Extracted records
* * * * *

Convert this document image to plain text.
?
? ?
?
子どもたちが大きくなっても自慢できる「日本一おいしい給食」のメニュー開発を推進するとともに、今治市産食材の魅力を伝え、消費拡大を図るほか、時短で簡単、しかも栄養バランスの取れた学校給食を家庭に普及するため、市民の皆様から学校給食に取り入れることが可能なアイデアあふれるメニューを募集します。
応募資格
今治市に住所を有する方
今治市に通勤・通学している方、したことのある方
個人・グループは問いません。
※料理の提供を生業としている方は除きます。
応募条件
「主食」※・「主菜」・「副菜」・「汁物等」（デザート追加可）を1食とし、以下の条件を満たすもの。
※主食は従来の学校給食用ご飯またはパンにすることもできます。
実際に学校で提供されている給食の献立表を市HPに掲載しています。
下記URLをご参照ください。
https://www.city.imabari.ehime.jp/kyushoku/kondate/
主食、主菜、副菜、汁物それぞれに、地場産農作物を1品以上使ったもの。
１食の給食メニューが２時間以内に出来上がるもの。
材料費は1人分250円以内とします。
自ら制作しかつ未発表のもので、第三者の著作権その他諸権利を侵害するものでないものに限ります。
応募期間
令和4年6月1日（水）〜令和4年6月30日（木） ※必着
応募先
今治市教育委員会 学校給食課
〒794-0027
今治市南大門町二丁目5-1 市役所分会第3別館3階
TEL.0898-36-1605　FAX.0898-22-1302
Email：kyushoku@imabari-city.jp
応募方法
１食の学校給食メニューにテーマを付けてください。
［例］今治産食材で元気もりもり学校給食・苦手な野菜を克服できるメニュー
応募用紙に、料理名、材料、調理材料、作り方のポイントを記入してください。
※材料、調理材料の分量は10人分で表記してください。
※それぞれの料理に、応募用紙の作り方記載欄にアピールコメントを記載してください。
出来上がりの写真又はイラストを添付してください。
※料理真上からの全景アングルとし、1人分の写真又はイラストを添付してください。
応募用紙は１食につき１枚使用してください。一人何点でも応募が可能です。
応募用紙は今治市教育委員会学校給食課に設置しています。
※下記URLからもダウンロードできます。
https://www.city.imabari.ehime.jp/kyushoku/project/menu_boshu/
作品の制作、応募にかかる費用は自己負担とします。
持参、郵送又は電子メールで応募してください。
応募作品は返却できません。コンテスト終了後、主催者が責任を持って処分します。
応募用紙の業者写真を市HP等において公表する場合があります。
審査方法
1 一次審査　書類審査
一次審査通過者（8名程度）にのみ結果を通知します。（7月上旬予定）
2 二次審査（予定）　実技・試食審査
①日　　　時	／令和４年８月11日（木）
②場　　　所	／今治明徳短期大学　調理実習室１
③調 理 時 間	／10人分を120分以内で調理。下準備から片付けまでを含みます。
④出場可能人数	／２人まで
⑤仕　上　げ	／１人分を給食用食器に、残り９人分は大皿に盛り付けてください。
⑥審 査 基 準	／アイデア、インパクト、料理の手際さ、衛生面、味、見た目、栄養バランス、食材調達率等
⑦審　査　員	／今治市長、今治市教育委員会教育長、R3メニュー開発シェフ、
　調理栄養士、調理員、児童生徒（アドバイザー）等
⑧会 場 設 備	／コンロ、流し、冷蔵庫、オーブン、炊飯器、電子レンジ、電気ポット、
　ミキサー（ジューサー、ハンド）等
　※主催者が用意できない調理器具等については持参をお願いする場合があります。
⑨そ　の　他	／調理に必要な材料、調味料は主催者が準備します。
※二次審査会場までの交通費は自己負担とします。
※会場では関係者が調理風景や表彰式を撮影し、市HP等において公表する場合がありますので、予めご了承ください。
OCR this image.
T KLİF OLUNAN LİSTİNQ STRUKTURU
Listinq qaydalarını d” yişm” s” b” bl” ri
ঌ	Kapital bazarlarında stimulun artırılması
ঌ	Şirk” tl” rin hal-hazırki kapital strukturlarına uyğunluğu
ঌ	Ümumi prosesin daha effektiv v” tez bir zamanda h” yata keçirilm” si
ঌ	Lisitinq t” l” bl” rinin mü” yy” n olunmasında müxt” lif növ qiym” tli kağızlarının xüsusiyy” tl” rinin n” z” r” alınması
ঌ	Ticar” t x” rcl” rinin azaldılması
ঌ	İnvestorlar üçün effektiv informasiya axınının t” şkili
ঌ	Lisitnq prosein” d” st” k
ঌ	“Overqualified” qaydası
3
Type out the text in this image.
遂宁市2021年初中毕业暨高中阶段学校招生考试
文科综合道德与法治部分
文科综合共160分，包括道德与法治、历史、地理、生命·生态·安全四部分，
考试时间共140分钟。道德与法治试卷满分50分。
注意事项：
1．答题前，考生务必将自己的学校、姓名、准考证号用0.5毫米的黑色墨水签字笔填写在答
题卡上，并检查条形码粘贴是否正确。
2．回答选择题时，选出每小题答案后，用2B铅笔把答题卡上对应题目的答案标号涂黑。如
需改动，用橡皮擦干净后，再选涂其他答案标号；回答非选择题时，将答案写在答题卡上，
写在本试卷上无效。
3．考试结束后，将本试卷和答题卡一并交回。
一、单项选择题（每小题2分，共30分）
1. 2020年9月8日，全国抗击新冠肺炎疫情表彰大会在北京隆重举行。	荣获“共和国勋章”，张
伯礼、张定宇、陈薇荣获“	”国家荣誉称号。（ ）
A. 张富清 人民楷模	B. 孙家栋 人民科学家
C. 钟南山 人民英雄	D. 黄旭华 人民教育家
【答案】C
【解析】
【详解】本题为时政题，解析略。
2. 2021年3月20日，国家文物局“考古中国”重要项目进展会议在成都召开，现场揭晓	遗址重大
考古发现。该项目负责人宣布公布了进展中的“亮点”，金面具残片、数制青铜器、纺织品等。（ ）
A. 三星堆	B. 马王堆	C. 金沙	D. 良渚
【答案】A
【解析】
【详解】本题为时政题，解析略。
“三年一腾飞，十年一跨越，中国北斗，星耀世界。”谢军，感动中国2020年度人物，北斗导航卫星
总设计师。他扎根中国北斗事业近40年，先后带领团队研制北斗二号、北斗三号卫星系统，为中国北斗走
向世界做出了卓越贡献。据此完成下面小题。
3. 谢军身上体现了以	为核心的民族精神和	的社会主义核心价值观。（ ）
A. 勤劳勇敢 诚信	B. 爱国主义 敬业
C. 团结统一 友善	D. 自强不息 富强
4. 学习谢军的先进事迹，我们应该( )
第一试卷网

* * * * *

▸ **WHAT TO WORK ON**:
Look through the entries above; copy each line where the string "https" appears.

▸ **SOLUTION TO THE PROBLEM**:
https://www.city.imabari.ehime.jp/kyushoku/kondate/
https://www.city.imabari.ehime.jp/kyushoku/project/menu_boshu/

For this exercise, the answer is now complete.